# Your instructions
The records that follow must be reproduced in full, exactly as written.

(Source data)
○ ○ ○ ○ ○

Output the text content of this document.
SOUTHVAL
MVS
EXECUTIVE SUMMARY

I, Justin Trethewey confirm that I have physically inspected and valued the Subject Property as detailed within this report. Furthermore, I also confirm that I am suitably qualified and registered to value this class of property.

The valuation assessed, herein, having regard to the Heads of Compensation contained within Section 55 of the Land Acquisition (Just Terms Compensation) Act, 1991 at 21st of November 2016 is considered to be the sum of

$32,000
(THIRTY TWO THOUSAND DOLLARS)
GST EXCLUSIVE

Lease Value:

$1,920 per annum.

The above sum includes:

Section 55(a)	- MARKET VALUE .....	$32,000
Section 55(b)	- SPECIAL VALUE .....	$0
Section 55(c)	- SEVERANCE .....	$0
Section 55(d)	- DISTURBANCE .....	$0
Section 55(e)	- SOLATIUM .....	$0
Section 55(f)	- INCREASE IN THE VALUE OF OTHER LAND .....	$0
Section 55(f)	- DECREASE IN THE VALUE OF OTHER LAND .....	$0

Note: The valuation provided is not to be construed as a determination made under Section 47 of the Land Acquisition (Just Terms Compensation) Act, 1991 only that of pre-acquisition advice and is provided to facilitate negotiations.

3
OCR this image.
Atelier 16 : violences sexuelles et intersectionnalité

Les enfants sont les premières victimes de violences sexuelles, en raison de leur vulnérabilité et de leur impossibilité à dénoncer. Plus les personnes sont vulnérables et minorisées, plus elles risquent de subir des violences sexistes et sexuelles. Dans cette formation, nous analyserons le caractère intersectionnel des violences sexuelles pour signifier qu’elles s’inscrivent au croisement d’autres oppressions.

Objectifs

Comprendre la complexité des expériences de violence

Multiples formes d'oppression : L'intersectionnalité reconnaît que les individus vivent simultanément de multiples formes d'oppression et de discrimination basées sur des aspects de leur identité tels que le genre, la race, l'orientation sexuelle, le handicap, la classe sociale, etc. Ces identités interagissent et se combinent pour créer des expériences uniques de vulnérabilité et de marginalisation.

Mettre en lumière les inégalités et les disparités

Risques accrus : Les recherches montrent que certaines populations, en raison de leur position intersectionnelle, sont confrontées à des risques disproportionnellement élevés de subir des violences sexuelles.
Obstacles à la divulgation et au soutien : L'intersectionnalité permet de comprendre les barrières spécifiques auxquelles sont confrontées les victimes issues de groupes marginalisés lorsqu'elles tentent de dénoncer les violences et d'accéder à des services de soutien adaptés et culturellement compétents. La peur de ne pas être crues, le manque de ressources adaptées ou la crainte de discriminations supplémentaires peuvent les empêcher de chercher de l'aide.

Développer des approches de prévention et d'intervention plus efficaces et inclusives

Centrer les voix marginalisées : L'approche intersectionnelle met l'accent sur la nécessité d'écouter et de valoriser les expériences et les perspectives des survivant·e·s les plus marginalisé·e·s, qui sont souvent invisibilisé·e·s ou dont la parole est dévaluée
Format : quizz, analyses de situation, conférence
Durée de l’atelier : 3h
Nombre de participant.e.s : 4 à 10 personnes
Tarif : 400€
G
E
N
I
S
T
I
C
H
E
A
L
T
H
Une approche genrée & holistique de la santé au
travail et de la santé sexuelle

○ ○ ○ ○ ○

# Task response
Output the text content of this document.
SOUTHVAL
MVS
EXECUTIVE SUMMARY

I, Justin Trethewey confirm that I have physically inspected and valued the Subject Property as detailed within this report. Furthermore, I also confirm that I am suitably qualified and registered to value this class of property.

The valuation assessed, herein, having regard to the Heads of Compensation contained within Section 55 of the Land Acquisition (Just Terms Compensation) Act, 1991 at 21st of November 2016 is considered to be the sum of

$32,000
(THIRTY TWO THOUSAND DOLLARS)
GST EXCLUSIVE

Lease Value:

$1,920 per annum.

The above sum includes:

Section 55(a)	- MARKET VALUE .....	$32,000
Section 55(b)	- SPECIAL VALUE .....	$0
Section 55(c)	- SEVERANCE .....	$0
Section 55(d)	- DISTURBANCE .....	$0
Section 55(e)	- SOLATIUM .....	$0
Section 55(f)	- INCREASE IN THE VALUE OF OTHER LAND .....	$0
Section 55(f)	- DECREASE IN THE VALUE OF OTHER LAND .....	$0

Note: The valuation provided is not to be construed as a determination made under Section 47 of the Land Acquisition (Just Terms Compensation) Act, 1991 only that of pre-acquisition advice and is provided to facilitate negotiations.

3
OCR this image.
Atelier 16 : violences sexuelles et intersectionnalité

Les enfants sont les premières victimes de violences sexuelles, en raison de leur vulnérabilité et de leur impossibilité à dénoncer. Plus les personnes sont vulnérables et minorisées, plus elles risquent de subir des violences sexistes et sexuelles. Dans cette formation, nous analyserons le caractère intersectionnel des violences sexuelles pour signifier qu’elles s’inscrivent au croisement d’autres oppressions.

Objectifs

Comprendre la complexité des expériences de violence

Multiples formes d'oppression : L'intersectionnalité reconnaît que les individus vivent simultanément de multiples formes d'oppression et de discrimination basées sur des aspects de leur identité tels que le genre, la race, l'orientation sexuelle, le handicap, la classe sociale, etc. Ces identités interagissent et se combinent pour créer des expériences uniques de vulnérabilité et de marginalisation.

Mettre en lumière les inégalités et les disparités

Risques accrus : Les recherches montrent que certaines populations, en raison de leur position intersectionnelle, sont confrontées à des risques disproportionnellement élevés de subir des violences sexuelles.
Obstacles à la divulgation et au soutien : L'intersectionnalité permet de comprendre les barrières spécifiques auxquelles sont confrontées les victimes issues de groupes marginalisés lorsqu'elles tentent de dénoncer les violences et d'accéder à des services de soutien adaptés et culturellement compétents. La peur de ne pas être crues, le manque de ressources adaptées ou la crainte de discriminations supplémentaires peuvent les empêcher de chercher de l'aide.

Développer des approches de prévention et d'intervention plus efficaces et inclusives

Centrer les voix marginalisées : L'approche intersectionnelle met l'accent sur la nécessité d'écouter et de valoriser les expériences et les perspectives des survivant·e·s les plus marginalisé·e·s, qui sont souvent invisibilisé·e·s ou dont la parole est dévaluée
Format : quizz, analyses de situation, conférence
Durée de l’atelier : 3h
Nombre de participant.e.s : 4 à 10 personnes
Tarif : 400€
G
E
N
I
S
T
I
C
H
E
A
L
T
H
Une approche genrée & holistique de la santé au
travail et de la santé sexuelle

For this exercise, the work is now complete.